_PROBLEM DETAILS:_
Copy the records below word for word, keeping every line unchanged.

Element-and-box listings
——
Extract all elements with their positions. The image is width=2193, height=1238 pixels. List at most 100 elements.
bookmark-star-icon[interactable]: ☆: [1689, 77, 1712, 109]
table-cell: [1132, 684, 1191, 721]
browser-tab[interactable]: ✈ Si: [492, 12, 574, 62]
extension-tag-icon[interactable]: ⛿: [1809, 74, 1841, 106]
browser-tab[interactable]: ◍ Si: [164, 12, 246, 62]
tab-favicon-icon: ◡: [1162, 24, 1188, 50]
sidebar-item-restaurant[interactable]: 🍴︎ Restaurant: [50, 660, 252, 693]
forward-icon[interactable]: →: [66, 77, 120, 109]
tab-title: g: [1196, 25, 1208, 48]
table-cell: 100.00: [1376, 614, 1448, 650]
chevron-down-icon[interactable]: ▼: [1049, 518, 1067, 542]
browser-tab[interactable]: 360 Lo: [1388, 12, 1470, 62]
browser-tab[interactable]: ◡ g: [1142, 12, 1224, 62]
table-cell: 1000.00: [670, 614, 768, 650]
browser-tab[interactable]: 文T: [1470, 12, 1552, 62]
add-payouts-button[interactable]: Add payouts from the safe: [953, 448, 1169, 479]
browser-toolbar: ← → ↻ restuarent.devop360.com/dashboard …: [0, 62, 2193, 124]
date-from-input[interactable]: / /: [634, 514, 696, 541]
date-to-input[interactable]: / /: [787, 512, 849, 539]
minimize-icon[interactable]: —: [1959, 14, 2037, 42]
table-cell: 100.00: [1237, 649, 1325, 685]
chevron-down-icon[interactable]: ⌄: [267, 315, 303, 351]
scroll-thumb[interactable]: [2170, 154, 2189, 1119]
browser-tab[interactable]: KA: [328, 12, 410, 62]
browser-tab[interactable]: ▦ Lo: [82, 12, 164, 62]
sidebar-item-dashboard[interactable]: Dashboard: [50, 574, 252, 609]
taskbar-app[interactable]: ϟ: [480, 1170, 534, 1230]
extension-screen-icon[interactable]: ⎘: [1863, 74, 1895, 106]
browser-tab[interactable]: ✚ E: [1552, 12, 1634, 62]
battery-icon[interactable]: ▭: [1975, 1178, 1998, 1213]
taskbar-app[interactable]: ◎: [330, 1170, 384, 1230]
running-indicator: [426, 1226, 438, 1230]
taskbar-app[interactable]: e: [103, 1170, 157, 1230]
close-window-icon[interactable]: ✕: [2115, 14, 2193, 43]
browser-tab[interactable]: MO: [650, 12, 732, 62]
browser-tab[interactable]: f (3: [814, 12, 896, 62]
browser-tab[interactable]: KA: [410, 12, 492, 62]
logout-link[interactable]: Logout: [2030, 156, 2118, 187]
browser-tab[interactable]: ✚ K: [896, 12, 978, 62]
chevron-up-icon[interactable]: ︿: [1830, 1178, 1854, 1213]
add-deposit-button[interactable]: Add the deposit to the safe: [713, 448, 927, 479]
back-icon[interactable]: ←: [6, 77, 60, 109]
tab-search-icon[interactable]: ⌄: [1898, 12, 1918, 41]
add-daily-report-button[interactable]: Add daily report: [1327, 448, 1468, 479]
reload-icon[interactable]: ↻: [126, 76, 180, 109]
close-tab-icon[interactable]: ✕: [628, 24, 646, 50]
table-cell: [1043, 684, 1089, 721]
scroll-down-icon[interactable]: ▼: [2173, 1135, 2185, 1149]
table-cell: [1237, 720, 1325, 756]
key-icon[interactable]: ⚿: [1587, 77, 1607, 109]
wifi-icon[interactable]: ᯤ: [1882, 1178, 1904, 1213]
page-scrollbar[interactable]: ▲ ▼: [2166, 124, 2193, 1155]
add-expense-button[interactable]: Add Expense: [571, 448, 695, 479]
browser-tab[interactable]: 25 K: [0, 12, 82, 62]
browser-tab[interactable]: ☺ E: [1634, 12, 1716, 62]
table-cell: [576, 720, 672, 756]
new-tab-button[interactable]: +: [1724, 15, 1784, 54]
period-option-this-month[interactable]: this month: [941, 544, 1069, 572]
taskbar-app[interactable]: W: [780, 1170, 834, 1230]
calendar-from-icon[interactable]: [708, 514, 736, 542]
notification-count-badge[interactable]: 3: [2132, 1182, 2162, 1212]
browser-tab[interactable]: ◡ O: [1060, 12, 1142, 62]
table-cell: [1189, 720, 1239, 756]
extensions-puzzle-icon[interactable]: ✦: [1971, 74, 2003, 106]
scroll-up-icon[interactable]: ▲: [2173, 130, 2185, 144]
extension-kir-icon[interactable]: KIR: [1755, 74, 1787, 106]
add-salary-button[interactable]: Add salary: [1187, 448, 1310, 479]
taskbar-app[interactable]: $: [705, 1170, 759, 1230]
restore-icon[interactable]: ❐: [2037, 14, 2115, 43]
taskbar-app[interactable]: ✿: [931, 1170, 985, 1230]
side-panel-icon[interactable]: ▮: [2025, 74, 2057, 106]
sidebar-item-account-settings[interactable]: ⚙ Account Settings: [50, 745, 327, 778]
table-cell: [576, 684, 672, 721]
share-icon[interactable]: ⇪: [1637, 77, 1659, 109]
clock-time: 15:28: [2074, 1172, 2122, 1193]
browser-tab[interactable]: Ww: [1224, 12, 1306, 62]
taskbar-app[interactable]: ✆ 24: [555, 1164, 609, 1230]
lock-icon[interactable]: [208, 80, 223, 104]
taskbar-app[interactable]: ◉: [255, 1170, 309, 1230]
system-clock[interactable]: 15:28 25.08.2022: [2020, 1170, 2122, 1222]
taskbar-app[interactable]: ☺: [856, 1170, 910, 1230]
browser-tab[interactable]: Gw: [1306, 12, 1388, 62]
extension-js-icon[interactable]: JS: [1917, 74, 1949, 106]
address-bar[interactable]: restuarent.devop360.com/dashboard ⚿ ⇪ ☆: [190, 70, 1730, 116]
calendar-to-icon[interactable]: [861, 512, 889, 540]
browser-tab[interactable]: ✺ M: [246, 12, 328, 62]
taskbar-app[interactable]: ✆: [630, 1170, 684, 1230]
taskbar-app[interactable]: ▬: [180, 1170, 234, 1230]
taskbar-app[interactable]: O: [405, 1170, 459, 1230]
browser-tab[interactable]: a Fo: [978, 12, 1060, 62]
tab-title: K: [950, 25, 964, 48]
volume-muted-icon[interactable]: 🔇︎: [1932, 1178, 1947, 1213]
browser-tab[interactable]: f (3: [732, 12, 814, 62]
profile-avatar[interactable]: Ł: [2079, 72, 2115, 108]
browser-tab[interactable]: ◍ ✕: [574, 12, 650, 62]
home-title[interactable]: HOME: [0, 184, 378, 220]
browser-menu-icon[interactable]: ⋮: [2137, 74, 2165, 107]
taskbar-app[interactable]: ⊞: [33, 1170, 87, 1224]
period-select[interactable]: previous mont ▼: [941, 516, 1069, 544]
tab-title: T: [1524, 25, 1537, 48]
——
_WRITTEN RESPONSE:_
Extract all elements with their positions. The image is width=2193, height=1238 pixels. List at most 100 elements.
bookmark-star-icon[interactable]: ☆: [1689, 77, 1712, 109]
table-cell: [1132, 684, 1191, 721]
browser-tab[interactable]: ✈ Si: [492, 12, 574, 62]
extension-tag-icon[interactable]: ⛿: [1809, 74, 1841, 106]
browser-tab[interactable]: ◍ Si: [164, 12, 246, 62]
tab-favicon-icon: ◡: [1162, 24, 1188, 50]
sidebar-item-restaurant[interactable]: 🍴︎ Restaurant: [50, 660, 252, 693]
forward-icon[interactable]: →: [66, 77, 120, 109]
tab-title: g: [1196, 25, 1208, 48]
table-cell: 100.00: [1376, 614, 1448, 650]
chevron-down-icon[interactable]: ▼: [1049, 518, 1067, 542]
browser-tab[interactable]: 360 Lo: [1388, 12, 1470, 62]
browser-tab[interactable]: ◡ g: [1142, 12, 1224, 62]
table-cell: 1000.00: [670, 614, 768, 650]
browser-tab[interactable]: 文T: [1470, 12, 1552, 62]
add-payouts-button[interactable]: Add payouts from the safe: [953, 448, 1169, 479]
browser-toolbar: ← → ↻ restuarent.devop360.com/dashboard …: [0, 62, 2193, 124]
date-from-input[interactable]: / /: [634, 514, 696, 541]
date-to-input[interactable]: / /: [787, 512, 849, 539]
minimize-icon[interactable]: —: [1959, 14, 2037, 42]
table-cell: 100.00: [1237, 649, 1325, 685]
chevron-down-icon[interactable]: ⌄: [267, 315, 303, 351]
scroll-thumb[interactable]: [2170, 154, 2189, 1119]
browser-tab[interactable]: KA: [328, 12, 410, 62]
browser-tab[interactable]: ▦ Lo: [82, 12, 164, 62]
sidebar-item-dashboard[interactable]: Dashboard: [50, 574, 252, 609]
taskbar-app[interactable]: ϟ: [480, 1170, 534, 1230]
extension-screen-icon[interactable]: ⎘: [1863, 74, 1895, 106]
browser-tab[interactable]: ✚ E: [1552, 12, 1634, 62]
battery-icon[interactable]: ▭: [1975, 1178, 1998, 1213]
taskbar-app[interactable]: ◎: [330, 1170, 384, 1230]
running-indicator: [426, 1226, 438, 1230]
taskbar-app[interactable]: e: [103, 1170, 157, 1230]
close-window-icon[interactable]: ✕: [2115, 14, 2193, 43]
browser-tab[interactable]: MO: [650, 12, 732, 62]
browser-tab[interactable]: f (3: [814, 12, 896, 62]
browser-tab[interactable]: KA: [410, 12, 492, 62]
logout-link[interactable]: Logout: [2030, 156, 2118, 187]
browser-tab[interactable]: ✚ K: [896, 12, 978, 62]
chevron-up-icon[interactable]: ︿: [1830, 1178, 1854, 1213]
add-deposit-button[interactable]: Add the deposit to the safe: [713, 448, 927, 479]
back-icon[interactable]: ←: [6, 77, 60, 109]
tab-search-icon[interactable]: ⌄: [1898, 12, 1918, 41]
add-daily-report-button[interactable]: Add daily report: [1327, 448, 1468, 479]
reload-icon[interactable]: ↻: [126, 76, 180, 109]
close-tab-icon[interactable]: ✕: [628, 24, 646, 50]
table-cell: [1043, 684, 1089, 721]
scroll-down-icon[interactable]: ▼: [2173, 1135, 2185, 1149]
table-cell: [1237, 720, 1325, 756]
key-icon[interactable]: ⚿: [1587, 77, 1607, 109]
wifi-icon[interactable]: ᯤ: [1882, 1178, 1904, 1213]
page-scrollbar[interactable]: ▲ ▼: [2166, 124, 2193, 1155]
add-expense-button[interactable]: Add Expense: [571, 448, 695, 479]
browser-tab[interactable]: 25 K: [0, 12, 82, 62]
browser-tab[interactable]: ☺ E: [1634, 12, 1716, 62]
table-cell: [576, 720, 672, 756]
new-tab-button[interactable]: +: [1724, 15, 1784, 54]
period-option-this-month[interactable]: this month: [941, 544, 1069, 572]
taskbar-app[interactable]: W: [780, 1170, 834, 1230]
calendar-from-icon[interactable]: [708, 514, 736, 542]
notification-count-badge[interactable]: 3: [2132, 1182, 2162, 1212]
browser-tab[interactable]: ◡ O: [1060, 12, 1142, 62]
table-cell: [1189, 720, 1239, 756]
extensions-puzzle-icon[interactable]: ✦: [1971, 74, 2003, 106]
scroll-up-icon[interactable]: ▲: [2173, 130, 2185, 144]
extension-kir-icon[interactable]: KIR: [1755, 74, 1787, 106]
add-salary-button[interactable]: Add salary: [1187, 448, 1310, 479]
taskbar-app[interactable]: $: [705, 1170, 759, 1230]
restore-icon[interactable]: ❐: [2037, 14, 2115, 43]
taskbar-app[interactable]: ✿: [931, 1170, 985, 1230]
side-panel-icon[interactable]: ▮: [2025, 74, 2057, 106]
sidebar-item-account-settings[interactable]: ⚙ Account Settings: [50, 745, 327, 778]
table-cell: [576, 684, 672, 721]
share-icon[interactable]: ⇪: [1637, 77, 1659, 109]
clock-time: 15:28: [2074, 1172, 2122, 1193]
browser-tab[interactable]: Ww: [1224, 12, 1306, 62]
taskbar-app[interactable]: ✆ 24: [555, 1164, 609, 1230]
lock-icon[interactable]: [208, 80, 223, 104]
taskbar-app[interactable]: ◉: [255, 1170, 309, 1230]
system-clock[interactable]: 15:28 25.08.2022: [2020, 1170, 2122, 1222]
taskbar-app[interactable]: ☺: [856, 1170, 910, 1230]
browser-tab[interactable]: Gw: [1306, 12, 1388, 62]
extension-js-icon[interactable]: JS: [1917, 74, 1949, 106]
address-bar[interactable]: restuarent.devop360.com/dashboard ⚿ ⇪ ☆: [190, 70, 1730, 116]
calendar-to-icon[interactable]: [861, 512, 889, 540]
browser-tab[interactable]: ✺ M: [246, 12, 328, 62]
taskbar-app[interactable]: ✆: [630, 1170, 684, 1230]
taskbar-app[interactable]: ▬: [180, 1170, 234, 1230]
taskbar-app[interactable]: O: [405, 1170, 459, 1230]
browser-tab[interactable]: a Fo: [978, 12, 1060, 62]
tab-title: K: [950, 25, 964, 48]
volume-muted-icon[interactable]: 🔇︎: [1932, 1178, 1947, 1213]
browser-tab[interactable]: f (3: [732, 12, 814, 62]
profile-avatar[interactable]: Ł: [2079, 72, 2115, 108]
browser-tab[interactable]: ◍ ✕: [574, 12, 650, 62]
home-title[interactable]: HOME: [0, 184, 378, 220]
browser-menu-icon[interactable]: ⋮: [2137, 74, 2165, 107]
taskbar-app[interactable]: ⊞: [33, 1170, 87, 1224]
period-select[interactable]: previous mont ▼: [941, 516, 1069, 544]
tab-title: T: [1524, 25, 1537, 48]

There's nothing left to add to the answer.